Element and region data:
## Start

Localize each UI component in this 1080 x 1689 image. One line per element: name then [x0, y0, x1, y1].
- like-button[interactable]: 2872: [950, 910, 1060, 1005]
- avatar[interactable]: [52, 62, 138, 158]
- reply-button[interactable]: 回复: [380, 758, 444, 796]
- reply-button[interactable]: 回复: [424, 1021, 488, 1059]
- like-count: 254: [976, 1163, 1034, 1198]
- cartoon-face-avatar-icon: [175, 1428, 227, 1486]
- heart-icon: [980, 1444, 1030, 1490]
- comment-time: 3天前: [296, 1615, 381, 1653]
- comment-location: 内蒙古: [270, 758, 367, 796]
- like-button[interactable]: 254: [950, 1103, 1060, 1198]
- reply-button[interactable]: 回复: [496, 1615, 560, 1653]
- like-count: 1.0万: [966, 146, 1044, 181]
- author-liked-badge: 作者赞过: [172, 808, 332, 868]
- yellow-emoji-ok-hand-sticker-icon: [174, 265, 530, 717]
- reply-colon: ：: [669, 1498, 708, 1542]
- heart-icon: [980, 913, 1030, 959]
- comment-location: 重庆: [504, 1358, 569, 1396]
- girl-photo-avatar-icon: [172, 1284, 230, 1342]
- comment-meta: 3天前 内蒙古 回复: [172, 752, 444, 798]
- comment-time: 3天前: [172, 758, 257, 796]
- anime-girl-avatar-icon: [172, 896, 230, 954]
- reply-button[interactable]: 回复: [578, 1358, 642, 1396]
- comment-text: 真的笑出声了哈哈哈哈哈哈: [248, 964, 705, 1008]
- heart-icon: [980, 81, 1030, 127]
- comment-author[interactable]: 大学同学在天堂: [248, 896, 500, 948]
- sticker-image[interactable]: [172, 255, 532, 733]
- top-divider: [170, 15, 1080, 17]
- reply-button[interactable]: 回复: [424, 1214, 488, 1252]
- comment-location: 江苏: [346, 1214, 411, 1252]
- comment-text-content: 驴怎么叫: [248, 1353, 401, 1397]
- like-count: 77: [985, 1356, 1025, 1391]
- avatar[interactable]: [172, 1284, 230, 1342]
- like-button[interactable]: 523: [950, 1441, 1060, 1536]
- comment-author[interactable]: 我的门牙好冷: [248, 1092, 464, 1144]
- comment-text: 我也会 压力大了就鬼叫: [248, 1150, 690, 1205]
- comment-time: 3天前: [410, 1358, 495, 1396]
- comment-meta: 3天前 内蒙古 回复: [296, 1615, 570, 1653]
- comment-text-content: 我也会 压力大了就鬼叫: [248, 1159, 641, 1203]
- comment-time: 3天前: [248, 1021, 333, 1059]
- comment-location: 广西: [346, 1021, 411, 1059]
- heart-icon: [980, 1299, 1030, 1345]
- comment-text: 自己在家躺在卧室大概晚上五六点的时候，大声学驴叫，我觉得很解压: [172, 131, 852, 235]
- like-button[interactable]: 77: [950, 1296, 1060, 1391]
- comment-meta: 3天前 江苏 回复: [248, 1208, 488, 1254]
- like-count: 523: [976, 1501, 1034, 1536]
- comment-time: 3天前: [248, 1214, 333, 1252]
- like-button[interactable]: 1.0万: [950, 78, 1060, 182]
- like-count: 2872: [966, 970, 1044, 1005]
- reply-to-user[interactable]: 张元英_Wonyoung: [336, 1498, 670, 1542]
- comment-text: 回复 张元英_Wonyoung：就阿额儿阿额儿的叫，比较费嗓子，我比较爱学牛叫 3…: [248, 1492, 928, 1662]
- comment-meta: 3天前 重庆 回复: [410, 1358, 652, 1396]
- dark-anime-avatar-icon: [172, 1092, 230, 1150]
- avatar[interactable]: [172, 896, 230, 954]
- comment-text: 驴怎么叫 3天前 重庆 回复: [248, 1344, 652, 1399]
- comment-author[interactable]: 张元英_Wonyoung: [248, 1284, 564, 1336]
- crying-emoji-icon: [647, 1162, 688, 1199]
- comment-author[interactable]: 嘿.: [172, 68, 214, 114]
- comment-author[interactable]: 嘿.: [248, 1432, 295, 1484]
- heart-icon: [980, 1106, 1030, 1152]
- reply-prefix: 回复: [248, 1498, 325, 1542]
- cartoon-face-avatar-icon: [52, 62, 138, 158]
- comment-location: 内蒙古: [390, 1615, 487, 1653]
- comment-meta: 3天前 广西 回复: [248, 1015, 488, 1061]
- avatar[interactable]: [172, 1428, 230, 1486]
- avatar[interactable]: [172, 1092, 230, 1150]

## End

◆ **AIM**: Reproduce every line of the listing above without any changes.

◆ **FULL ANSWER**:
Localize each UI component in this 1080 x 1689 image. One line per element: name then [x0, y0, x1, y1].
- like-button[interactable]: 2872: [950, 910, 1060, 1005]
- avatar[interactable]: [52, 62, 138, 158]
- reply-button[interactable]: 回复: [380, 758, 444, 796]
- reply-button[interactable]: 回复: [424, 1021, 488, 1059]
- like-count: 254: [976, 1163, 1034, 1198]
- cartoon-face-avatar-icon: [175, 1428, 227, 1486]
- heart-icon: [980, 1444, 1030, 1490]
- comment-time: 3天前: [296, 1615, 381, 1653]
- comment-location: 内蒙古: [270, 758, 367, 796]
- like-button[interactable]: 254: [950, 1103, 1060, 1198]
- reply-button[interactable]: 回复: [496, 1615, 560, 1653]
- like-count: 1.0万: [966, 146, 1044, 181]
- author-liked-badge: 作者赞过: [172, 808, 332, 868]
- yellow-emoji-ok-hand-sticker-icon: [174, 265, 530, 717]
- reply-colon: ：: [669, 1498, 708, 1542]
- heart-icon: [980, 913, 1030, 959]
- comment-location: 重庆: [504, 1358, 569, 1396]
- girl-photo-avatar-icon: [172, 1284, 230, 1342]
- comment-meta: 3天前 内蒙古 回复: [172, 752, 444, 798]
- comment-time: 3天前: [172, 758, 257, 796]
- anime-girl-avatar-icon: [172, 896, 230, 954]
- reply-button[interactable]: 回复: [578, 1358, 642, 1396]
- comment-text: 真的笑出声了哈哈哈哈哈哈: [248, 964, 705, 1008]
- heart-icon: [980, 81, 1030, 127]
- comment-author[interactable]: 大学同学在天堂: [248, 896, 500, 948]
- sticker-image[interactable]: [172, 255, 532, 733]
- top-divider: [170, 15, 1080, 17]
- reply-button[interactable]: 回复: [424, 1214, 488, 1252]
- comment-location: 江苏: [346, 1214, 411, 1252]
- comment-text-content: 驴怎么叫: [248, 1353, 401, 1397]
- like-count: 77: [985, 1356, 1025, 1391]
- avatar[interactable]: [172, 1284, 230, 1342]
- like-button[interactable]: 523: [950, 1441, 1060, 1536]
- comment-author[interactable]: 我的门牙好冷: [248, 1092, 464, 1144]
- comment-text: 我也会 压力大了就鬼叫: [248, 1150, 690, 1205]
- comment-time: 3天前: [410, 1358, 495, 1396]
- comment-meta: 3天前 内蒙古 回复: [296, 1615, 570, 1653]
- comment-text-content: 我也会 压力大了就鬼叫: [248, 1159, 641, 1203]
- comment-time: 3天前: [248, 1021, 333, 1059]
- comment-location: 广西: [346, 1021, 411, 1059]
- heart-icon: [980, 1299, 1030, 1345]
- comment-text: 自己在家躺在卧室大概晚上五六点的时候，大声学驴叫，我觉得很解压: [172, 131, 852, 235]
- like-button[interactable]: 77: [950, 1296, 1060, 1391]
- comment-meta: 3天前 江苏 回复: [248, 1208, 488, 1254]
- like-count: 523: [976, 1501, 1034, 1536]
- comment-time: 3天前: [248, 1214, 333, 1252]
- like-button[interactable]: 1.0万: [950, 78, 1060, 182]
- like-count: 2872: [966, 970, 1044, 1005]
- reply-to-user[interactable]: 张元英_Wonyoung: [336, 1498, 670, 1542]
- comment-text: 回复 张元英_Wonyoung：就阿额儿阿额儿的叫，比较费嗓子，我比较爱学牛叫 3…: [248, 1492, 928, 1662]
- comment-meta: 3天前 重庆 回复: [410, 1358, 652, 1396]
- dark-anime-avatar-icon: [172, 1092, 230, 1150]
- avatar[interactable]: [172, 896, 230, 954]
- comment-text: 驴怎么叫 3天前 重庆 回复: [248, 1344, 652, 1399]
- comment-author[interactable]: 张元英_Wonyoung: [248, 1284, 564, 1336]
- crying-emoji-icon: [647, 1162, 688, 1199]
- comment-author[interactable]: 嘿.: [172, 68, 214, 114]
- comment-author[interactable]: 嘿.: [248, 1432, 295, 1484]
- heart-icon: [980, 1106, 1030, 1152]
- reply-prefix: 回复: [248, 1498, 325, 1542]
- cartoon-face-avatar-icon: [52, 62, 138, 158]
- comment-location: 内蒙古: [390, 1615, 487, 1653]
- comment-meta: 3天前 广西 回复: [248, 1015, 488, 1061]
- avatar[interactable]: [172, 1428, 230, 1486]
- avatar[interactable]: [172, 1092, 230, 1150]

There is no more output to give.